- Requirements
Print the data that follows exactly.

* * *

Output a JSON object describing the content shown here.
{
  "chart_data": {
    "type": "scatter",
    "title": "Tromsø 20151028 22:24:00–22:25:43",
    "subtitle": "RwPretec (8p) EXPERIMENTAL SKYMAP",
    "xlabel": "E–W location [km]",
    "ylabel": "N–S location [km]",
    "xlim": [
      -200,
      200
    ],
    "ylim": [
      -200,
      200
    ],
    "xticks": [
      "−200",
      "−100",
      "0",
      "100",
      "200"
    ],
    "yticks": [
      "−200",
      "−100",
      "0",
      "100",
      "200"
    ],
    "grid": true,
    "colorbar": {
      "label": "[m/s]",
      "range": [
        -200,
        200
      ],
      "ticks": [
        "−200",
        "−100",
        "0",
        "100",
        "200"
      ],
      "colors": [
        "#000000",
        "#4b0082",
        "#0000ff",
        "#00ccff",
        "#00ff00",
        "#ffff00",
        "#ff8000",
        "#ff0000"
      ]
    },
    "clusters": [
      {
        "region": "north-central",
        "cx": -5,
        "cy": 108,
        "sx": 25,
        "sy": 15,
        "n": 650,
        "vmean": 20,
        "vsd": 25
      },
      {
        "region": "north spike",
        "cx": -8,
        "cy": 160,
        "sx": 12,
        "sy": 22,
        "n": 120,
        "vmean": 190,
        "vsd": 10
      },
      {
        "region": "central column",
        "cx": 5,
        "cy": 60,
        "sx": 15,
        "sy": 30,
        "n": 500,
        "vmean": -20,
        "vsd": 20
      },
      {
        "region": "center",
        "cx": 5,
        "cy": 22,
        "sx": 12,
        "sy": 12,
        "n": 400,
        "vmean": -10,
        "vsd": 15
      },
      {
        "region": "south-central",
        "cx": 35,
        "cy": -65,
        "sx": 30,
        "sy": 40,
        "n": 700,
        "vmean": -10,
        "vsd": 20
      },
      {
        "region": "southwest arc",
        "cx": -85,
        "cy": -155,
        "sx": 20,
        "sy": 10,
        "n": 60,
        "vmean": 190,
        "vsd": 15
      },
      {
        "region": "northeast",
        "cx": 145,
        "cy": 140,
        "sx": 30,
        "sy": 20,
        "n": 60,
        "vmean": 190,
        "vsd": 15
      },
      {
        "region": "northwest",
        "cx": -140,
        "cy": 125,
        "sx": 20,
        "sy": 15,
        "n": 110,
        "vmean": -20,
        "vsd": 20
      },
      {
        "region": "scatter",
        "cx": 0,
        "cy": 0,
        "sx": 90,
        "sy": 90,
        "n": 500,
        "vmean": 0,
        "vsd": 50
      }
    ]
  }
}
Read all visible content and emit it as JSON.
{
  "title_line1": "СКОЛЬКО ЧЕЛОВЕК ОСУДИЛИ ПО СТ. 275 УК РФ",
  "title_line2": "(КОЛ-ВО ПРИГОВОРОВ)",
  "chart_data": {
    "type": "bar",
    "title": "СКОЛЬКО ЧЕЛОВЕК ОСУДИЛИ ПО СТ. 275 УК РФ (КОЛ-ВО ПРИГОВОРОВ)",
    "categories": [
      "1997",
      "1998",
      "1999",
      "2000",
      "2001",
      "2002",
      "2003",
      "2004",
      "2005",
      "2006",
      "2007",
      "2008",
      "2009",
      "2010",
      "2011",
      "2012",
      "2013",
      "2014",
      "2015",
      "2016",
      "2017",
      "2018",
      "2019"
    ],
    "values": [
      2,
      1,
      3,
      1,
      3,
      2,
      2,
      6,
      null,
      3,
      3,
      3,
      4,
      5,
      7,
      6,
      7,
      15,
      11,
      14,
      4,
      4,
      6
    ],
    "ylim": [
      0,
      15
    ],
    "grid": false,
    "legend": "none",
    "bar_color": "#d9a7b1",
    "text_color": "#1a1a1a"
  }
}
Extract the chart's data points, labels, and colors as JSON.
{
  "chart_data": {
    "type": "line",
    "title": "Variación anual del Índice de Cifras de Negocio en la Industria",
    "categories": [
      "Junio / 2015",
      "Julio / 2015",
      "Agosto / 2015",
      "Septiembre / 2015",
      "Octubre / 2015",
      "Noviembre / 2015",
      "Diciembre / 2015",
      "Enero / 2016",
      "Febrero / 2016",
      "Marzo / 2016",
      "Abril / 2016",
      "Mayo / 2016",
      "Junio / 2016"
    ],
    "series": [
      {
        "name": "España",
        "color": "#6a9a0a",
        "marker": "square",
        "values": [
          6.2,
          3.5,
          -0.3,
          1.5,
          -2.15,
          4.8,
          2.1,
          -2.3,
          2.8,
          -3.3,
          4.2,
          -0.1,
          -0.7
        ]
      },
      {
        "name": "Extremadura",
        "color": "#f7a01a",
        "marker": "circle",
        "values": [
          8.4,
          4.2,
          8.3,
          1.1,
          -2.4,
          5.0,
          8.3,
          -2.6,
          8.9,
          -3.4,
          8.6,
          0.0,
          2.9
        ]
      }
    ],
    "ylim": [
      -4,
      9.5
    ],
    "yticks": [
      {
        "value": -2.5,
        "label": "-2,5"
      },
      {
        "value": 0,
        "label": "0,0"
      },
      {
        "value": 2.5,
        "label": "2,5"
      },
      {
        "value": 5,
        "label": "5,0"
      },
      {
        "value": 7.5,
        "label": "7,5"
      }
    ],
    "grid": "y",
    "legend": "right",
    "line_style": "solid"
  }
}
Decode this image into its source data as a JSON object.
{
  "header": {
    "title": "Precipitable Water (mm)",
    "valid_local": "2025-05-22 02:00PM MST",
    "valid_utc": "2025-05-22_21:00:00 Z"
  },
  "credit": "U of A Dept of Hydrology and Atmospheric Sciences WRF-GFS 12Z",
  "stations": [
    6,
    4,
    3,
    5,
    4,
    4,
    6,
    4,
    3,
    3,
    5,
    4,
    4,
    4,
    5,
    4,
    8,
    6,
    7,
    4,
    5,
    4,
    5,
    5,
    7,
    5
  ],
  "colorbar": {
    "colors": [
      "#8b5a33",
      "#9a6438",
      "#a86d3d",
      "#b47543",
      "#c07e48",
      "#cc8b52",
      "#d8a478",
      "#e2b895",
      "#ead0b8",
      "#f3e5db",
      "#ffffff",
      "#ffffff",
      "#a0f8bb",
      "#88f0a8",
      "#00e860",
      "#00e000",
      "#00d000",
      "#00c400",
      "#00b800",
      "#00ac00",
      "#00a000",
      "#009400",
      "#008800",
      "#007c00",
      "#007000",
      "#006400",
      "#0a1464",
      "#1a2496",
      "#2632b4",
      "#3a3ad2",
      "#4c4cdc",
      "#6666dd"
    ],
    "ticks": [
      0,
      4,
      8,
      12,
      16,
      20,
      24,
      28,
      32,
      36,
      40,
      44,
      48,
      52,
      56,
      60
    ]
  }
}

* * *

- Answer to this exercise
Output a JSON object describing the content shown here.
{
  "chart_data": {
    "type": "scatter",
    "title": "Tromsø 20151028 22:24:00–22:25:43",
    "subtitle": "RwPretec (8p) EXPERIMENTAL SKYMAP",
    "xlabel": "E–W location [km]",
    "ylabel": "N–S location [km]",
    "xlim": [
      -200,
      200
    ],
    "ylim": [
      -200,
      200
    ],
    "xticks": [
      "−200",
      "−100",
      "0",
      "100",
      "200"
    ],
    "yticks": [
      "−200",
      "−100",
      "0",
      "100",
      "200"
    ],
    "grid": true,
    "colorbar": {
      "label": "[m/s]",
      "range": [
        -200,
        200
      ],
      "ticks": [
        "−200",
        "−100",
        "0",
        "100",
        "200"
      ],
      "colors": [
        "#000000",
        "#4b0082",
        "#0000ff",
        "#00ccff",
        "#00ff00",
        "#ffff00",
        "#ff8000",
        "#ff0000"
      ]
    },
    "clusters": [
      {
        "region": "north-central",
        "cx": -5,
        "cy": 108,
        "sx": 25,
        "sy": 15,
        "n": 650,
        "vmean": 20,
        "vsd": 25
      },
      {
        "region": "north spike",
        "cx": -8,
        "cy": 160,
        "sx": 12,
        "sy": 22,
        "n": 120,
        "vmean": 190,
        "vsd": 10
      },
      {
        "region": "central column",
        "cx": 5,
        "cy": 60,
        "sx": 15,
        "sy": 30,
        "n": 500,
        "vmean": -20,
        "vsd": 20
      },
      {
        "region": "center",
        "cx": 5,
        "cy": 22,
        "sx": 12,
        "sy": 12,
        "n": 400,
        "vmean": -10,
        "vsd": 15
      },
      {
        "region": "south-central",
        "cx": 35,
        "cy": -65,
        "sx": 30,
        "sy": 40,
        "n": 700,
        "vmean": -10,
        "vsd": 20
      },
      {
        "region": "southwest arc",
        "cx": -85,
        "cy": -155,
        "sx": 20,
        "sy": 10,
        "n": 60,
        "vmean": 190,
        "vsd": 15
      },
      {
        "region": "northeast",
        "cx": 145,
        "cy": 140,
        "sx": 30,
        "sy": 20,
        "n": 60,
        "vmean": 190,
        "vsd": 15
      },
      {
        "region": "northwest",
        "cx": -140,
        "cy": 125,
        "sx": 20,
        "sy": 15,
        "n": 110,
        "vmean": -20,
        "vsd": 20
      },
      {
        "region": "scatter",
        "cx": 0,
        "cy": 0,
        "sx": 90,
        "sy": 90,
        "n": 500,
        "vmean": 0,
        "vsd": 50
      }
    ]
  }
}
Read all visible content and emit it as JSON.
{
  "title_line1": "СКОЛЬКО ЧЕЛОВЕК ОСУДИЛИ ПО СТ. 275 УК РФ",
  "title_line2": "(КОЛ-ВО ПРИГОВОРОВ)",
  "chart_data": {
    "type": "bar",
    "title": "СКОЛЬКО ЧЕЛОВЕК ОСУДИЛИ ПО СТ. 275 УК РФ (КОЛ-ВО ПРИГОВОРОВ)",
    "categories": [
      "1997",
      "1998",
      "1999",
      "2000",
      "2001",
      "2002",
      "2003",
      "2004",
      "2005",
      "2006",
      "2007",
      "2008",
      "2009",
      "2010",
      "2011",
      "2012",
      "2013",
      "2014",
      "2015",
      "2016",
      "2017",
      "2018",
      "2019"
    ],
    "values": [
      2,
      1,
      3,
      1,
      3,
      2,
      2,
      6,
      null,
      3,
      3,
      3,
      4,
      5,
      7,
      6,
      7,
      15,
      11,
      14,
      4,
      4,
      6
    ],
    "ylim": [
      0,
      15
    ],
    "grid": false,
    "legend": "none",
    "bar_color": "#d9a7b1",
    "text_color": "#1a1a1a"
  }
}
Extract the chart's data points, labels, and colors as JSON.
{
  "chart_data": {
    "type": "line",
    "title": "Variación anual del Índice de Cifras de Negocio en la Industria",
    "categories": [
      "Junio / 2015",
      "Julio / 2015",
      "Agosto / 2015",
      "Septiembre / 2015",
      "Octubre / 2015",
      "Noviembre / 2015",
      "Diciembre / 2015",
      "Enero / 2016",
      "Febrero / 2016",
      "Marzo / 2016",
      "Abril / 2016",
      "Mayo / 2016",
      "Junio / 2016"
    ],
    "series": [
      {
        "name": "España",
        "color": "#6a9a0a",
        "marker": "square",
        "values": [
          6.2,
          3.5,
          -0.3,
          1.5,
          -2.15,
          4.8,
          2.1,
          -2.3,
          2.8,
          -3.3,
          4.2,
          -0.1,
          -0.7
        ]
      },
      {
        "name": "Extremadura",
        "color": "#f7a01a",
        "marker": "circle",
        "values": [
          8.4,
          4.2,
          8.3,
          1.1,
          -2.4,
          5.0,
          8.3,
          -2.6,
          8.9,
          -3.4,
          8.6,
          0.0,
          2.9
        ]
      }
    ],
    "ylim": [
      -4,
      9.5
    ],
    "yticks": [
      {
        "value": -2.5,
        "label": "-2,5"
      },
      {
        "value": 0,
        "label": "0,0"
      },
      {
        "value": 2.5,
        "label": "2,5"
      },
      {
        "value": 5,
        "label": "5,0"
      },
      {
        "value": 7.5,
        "label": "7,5"
      }
    ],
    "grid": "y",
    "legend": "right",
    "line_style": "solid"
  }
}
Decode this image into its source data as a JSON object.
{
  "header": {
    "title": "Precipitable Water (mm)",
    "valid_local": "2025-05-22 02:00PM MST",
    "valid_utc": "2025-05-22_21:00:00 Z"
  },
  "credit": "U of A Dept of Hydrology and Atmospheric Sciences WRF-GFS 12Z",
  "stations": [
    6,
    4,
    3,
    5,
    4,
    4,
    6,
    4,
    3,
    3,
    5,
    4,
    4,
    4,
    5,
    4,
    8,
    6,
    7,
    4,
    5,
    4,
    5,
    5,
    7,
    5
  ],
  "colorbar": {
    "colors": [
      "#8b5a33",
      "#9a6438",
      "#a86d3d",
      "#b47543",
      "#c07e48",
      "#cc8b52",
      "#d8a478",
      "#e2b895",
      "#ead0b8",
      "#f3e5db",
      "#ffffff",
      "#ffffff",
      "#a0f8bb",
      "#88f0a8",
      "#00e860",
      "#00e000",
      "#00d000",
      "#00c400",
      "#00b800",
      "#00ac00",
      "#00a000",
      "#009400",
      "#008800",
      "#007c00",
      "#007000",
      "#006400",
      "#0a1464",
      "#1a2496",
      "#2632b4",
      "#3a3ad2",
      "#4c4cdc",
      "#6666dd"
    ],
    "ticks": [
      0,
      4,
      8,
      12,
      16,
      20,
      24,
      28,
      32,
      36,
      40,
      44,
      48,
      52,
      56,
      60
    ]
  }
}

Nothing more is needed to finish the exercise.